• **What is asked**
Check every line of the entries below for the word "circuit", and copy the ones that have it.

[Dataset items]
==============================
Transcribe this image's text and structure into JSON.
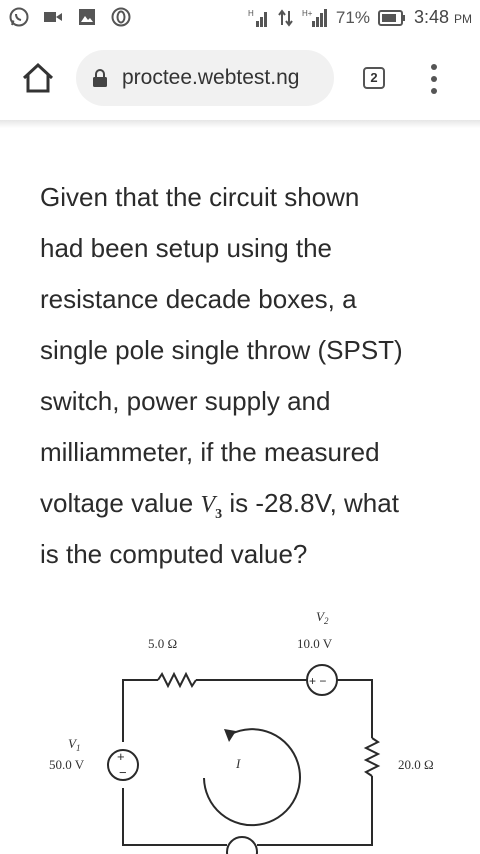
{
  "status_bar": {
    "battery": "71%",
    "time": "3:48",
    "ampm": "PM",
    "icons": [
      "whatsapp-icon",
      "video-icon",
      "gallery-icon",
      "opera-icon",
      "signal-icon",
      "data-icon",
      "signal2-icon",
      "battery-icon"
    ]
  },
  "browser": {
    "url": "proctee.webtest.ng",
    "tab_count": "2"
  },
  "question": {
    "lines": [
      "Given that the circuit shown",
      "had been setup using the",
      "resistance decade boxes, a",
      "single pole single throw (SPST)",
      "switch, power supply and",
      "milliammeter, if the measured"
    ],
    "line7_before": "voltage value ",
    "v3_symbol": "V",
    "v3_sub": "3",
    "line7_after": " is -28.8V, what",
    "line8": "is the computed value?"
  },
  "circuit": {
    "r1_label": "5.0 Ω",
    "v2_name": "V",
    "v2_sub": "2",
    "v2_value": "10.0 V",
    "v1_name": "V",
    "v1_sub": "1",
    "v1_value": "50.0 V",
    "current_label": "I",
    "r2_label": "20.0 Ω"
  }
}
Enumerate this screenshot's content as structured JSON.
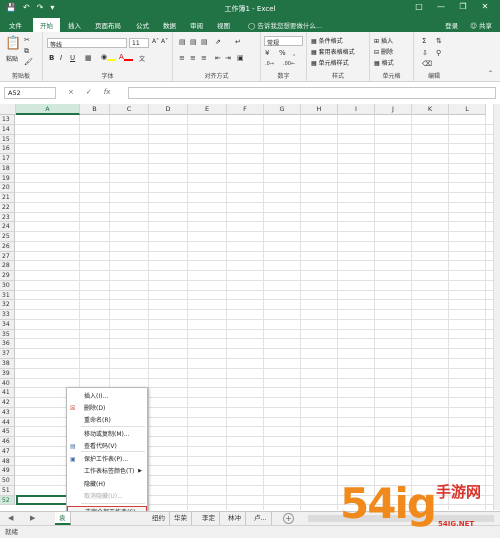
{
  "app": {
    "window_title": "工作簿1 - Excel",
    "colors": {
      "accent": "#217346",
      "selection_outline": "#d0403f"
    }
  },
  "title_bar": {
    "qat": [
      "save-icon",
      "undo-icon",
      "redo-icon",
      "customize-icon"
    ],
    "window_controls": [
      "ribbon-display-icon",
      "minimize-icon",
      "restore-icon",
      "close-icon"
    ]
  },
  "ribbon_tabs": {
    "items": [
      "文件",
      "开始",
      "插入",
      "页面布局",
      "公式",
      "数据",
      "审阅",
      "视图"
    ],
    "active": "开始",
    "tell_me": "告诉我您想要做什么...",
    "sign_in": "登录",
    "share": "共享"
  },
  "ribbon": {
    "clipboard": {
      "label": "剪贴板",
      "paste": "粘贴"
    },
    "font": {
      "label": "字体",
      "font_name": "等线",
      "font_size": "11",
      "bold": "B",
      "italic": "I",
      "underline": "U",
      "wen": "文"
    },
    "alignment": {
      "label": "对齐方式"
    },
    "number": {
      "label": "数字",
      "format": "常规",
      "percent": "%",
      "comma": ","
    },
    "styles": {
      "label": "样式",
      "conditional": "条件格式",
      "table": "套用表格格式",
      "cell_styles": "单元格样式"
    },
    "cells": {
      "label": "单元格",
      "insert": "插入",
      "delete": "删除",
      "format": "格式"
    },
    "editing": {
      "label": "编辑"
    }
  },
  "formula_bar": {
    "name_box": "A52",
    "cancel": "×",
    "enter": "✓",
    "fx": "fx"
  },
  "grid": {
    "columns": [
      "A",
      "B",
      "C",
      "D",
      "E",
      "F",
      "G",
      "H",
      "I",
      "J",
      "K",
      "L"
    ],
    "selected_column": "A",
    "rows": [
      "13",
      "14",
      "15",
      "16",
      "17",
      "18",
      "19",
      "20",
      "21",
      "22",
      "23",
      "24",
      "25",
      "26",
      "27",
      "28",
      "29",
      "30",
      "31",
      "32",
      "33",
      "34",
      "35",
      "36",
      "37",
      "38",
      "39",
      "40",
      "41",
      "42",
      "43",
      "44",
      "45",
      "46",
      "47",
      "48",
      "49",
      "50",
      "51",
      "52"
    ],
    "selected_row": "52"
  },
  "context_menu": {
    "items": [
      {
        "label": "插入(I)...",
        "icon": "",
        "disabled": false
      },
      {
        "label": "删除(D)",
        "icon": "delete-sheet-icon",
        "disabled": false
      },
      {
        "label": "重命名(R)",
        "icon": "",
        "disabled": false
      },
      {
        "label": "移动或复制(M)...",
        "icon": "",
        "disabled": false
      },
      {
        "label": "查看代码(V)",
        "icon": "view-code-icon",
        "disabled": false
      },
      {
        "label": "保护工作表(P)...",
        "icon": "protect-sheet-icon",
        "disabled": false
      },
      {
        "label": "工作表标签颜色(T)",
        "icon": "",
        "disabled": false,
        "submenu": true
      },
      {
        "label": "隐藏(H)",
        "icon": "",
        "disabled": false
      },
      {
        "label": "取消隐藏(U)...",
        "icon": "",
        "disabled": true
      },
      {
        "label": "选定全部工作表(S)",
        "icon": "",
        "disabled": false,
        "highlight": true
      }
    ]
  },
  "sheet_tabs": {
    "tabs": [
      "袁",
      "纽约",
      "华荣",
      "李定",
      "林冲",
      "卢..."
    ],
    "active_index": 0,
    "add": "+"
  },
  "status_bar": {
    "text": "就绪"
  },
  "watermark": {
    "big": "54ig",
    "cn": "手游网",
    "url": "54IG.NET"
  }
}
==============================
• **The output**
      "Given that the circuit shown",
  "circuit": {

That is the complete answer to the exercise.